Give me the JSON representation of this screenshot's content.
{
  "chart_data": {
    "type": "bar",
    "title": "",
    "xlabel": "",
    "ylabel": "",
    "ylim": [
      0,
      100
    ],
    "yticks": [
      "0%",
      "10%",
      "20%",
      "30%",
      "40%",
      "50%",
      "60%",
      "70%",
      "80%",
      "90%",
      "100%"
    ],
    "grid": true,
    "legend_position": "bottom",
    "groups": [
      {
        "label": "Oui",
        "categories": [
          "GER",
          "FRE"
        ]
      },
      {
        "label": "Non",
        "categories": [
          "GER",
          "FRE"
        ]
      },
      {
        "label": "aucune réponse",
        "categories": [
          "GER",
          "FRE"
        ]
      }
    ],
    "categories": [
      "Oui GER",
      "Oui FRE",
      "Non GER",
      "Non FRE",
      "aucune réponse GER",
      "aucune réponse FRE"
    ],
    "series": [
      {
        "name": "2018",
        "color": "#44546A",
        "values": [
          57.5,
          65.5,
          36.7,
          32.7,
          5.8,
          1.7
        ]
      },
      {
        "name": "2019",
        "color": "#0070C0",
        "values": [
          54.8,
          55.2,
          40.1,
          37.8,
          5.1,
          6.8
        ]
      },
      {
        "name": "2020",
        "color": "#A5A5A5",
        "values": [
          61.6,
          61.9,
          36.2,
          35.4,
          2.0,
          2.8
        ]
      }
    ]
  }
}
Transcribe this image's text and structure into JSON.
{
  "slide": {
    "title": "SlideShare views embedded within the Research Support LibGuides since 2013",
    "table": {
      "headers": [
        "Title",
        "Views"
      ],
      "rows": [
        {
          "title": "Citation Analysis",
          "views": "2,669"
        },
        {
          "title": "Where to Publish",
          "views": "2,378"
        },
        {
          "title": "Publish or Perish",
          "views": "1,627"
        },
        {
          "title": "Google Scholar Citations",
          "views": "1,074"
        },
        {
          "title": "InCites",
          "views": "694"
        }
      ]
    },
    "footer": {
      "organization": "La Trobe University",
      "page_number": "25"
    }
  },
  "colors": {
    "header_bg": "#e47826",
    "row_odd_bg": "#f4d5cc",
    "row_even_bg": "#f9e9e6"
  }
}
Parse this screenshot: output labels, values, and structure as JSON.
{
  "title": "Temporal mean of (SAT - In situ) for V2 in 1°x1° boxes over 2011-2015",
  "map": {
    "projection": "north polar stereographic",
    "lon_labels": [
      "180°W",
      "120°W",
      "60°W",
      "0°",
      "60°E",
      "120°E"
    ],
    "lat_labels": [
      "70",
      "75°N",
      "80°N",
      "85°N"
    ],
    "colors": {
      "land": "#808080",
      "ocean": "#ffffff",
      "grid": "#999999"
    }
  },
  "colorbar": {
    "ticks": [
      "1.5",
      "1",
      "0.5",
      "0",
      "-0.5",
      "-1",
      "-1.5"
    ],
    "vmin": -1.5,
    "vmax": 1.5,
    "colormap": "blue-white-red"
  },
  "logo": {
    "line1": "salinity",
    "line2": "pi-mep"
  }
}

Exercise objective. Exactly reproduce the lines that run from the line with "Transcribe this image's" through the last line of the records, inclusive.

Reply to the exercise.
Transcribe this image's text and structure into JSON.
{
  "slide": {
    "title": "SlideShare views embedded within the Research Support LibGuides since 2013",
    "table": {
      "headers": [
        "Title",
        "Views"
      ],
      "rows": [
        {
          "title": "Citation Analysis",
          "views": "2,669"
        },
        {
          "title": "Where to Publish",
          "views": "2,378"
        },
        {
          "title": "Publish or Perish",
          "views": "1,627"
        },
        {
          "title": "Google Scholar Citations",
          "views": "1,074"
        },
        {
          "title": "InCites",
          "views": "694"
        }
      ]
    },
    "footer": {
      "organization": "La Trobe University",
      "page_number": "25"
    }
  },
  "colors": {
    "header_bg": "#e47826",
    "row_odd_bg": "#f4d5cc",
    "row_even_bg": "#f9e9e6"
  }
}
Parse this screenshot: output labels, values, and structure as JSON.
{
  "title": "Temporal mean of (SAT - In situ) for V2 in 1°x1° boxes over 2011-2015",
  "map": {
    "projection": "north polar stereographic",
    "lon_labels": [
      "180°W",
      "120°W",
      "60°W",
      "0°",
      "60°E",
      "120°E"
    ],
    "lat_labels": [
      "70",
      "75°N",
      "80°N",
      "85°N"
    ],
    "colors": {
      "land": "#808080",
      "ocean": "#ffffff",
      "grid": "#999999"
    }
  },
  "colorbar": {
    "ticks": [
      "1.5",
      "1",
      "0.5",
      "0",
      "-0.5",
      "-1",
      "-1.5"
    ],
    "vmin": -1.5,
    "vmax": 1.5,
    "colormap": "blue-white-red"
  },
  "logo": {
    "line1": "salinity",
    "line2": "pi-mep"
  }
}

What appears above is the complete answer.